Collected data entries
* * * *

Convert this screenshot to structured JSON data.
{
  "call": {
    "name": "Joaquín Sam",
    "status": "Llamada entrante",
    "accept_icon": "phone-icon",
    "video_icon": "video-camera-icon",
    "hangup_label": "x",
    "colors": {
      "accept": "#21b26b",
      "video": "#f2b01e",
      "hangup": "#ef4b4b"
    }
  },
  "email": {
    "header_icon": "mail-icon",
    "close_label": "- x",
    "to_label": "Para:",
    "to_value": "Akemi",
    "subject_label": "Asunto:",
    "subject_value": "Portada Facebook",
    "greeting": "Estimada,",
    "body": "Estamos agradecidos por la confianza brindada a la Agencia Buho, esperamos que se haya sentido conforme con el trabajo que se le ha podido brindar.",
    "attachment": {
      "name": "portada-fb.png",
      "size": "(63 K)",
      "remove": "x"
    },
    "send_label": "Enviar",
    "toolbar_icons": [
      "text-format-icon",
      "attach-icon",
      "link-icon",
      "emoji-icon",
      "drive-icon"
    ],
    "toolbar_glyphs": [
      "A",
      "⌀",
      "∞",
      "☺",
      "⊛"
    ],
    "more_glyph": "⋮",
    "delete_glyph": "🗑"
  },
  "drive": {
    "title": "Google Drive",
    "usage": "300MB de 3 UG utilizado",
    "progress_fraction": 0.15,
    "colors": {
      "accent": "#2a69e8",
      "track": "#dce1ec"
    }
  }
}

* * * *

* **The request**: Output all of the material exactly as written.

* **The completed task**:
Convert this screenshot to structured JSON data.
{
  "call": {
    "name": "Joaquín Sam",
    "status": "Llamada entrante",
    "accept_icon": "phone-icon",
    "video_icon": "video-camera-icon",
    "hangup_label": "x",
    "colors": {
      "accept": "#21b26b",
      "video": "#f2b01e",
      "hangup": "#ef4b4b"
    }
  },
  "email": {
    "header_icon": "mail-icon",
    "close_label": "- x",
    "to_label": "Para:",
    "to_value": "Akemi",
    "subject_label": "Asunto:",
    "subject_value": "Portada Facebook",
    "greeting": "Estimada,",
    "body": "Estamos agradecidos por la confianza brindada a la Agencia Buho, esperamos que se haya sentido conforme con el trabajo que se le ha podido brindar.",
    "attachment": {
      "name": "portada-fb.png",
      "size": "(63 K)",
      "remove": "x"
    },
    "send_label": "Enviar",
    "toolbar_icons": [
      "text-format-icon",
      "attach-icon",
      "link-icon",
      "emoji-icon",
      "drive-icon"
    ],
    "toolbar_glyphs": [
      "A",
      "⌀",
      "∞",
      "☺",
      "⊛"
    ],
    "more_glyph": "⋮",
    "delete_glyph": "🗑"
  },
  "drive": {
    "title": "Google Drive",
    "usage": "300MB de 3 UG utilizado",
    "progress_fraction": 0.15,
    "colors": {
      "accent": "#2a69e8",
      "track": "#dce1ec"
    }
  }
}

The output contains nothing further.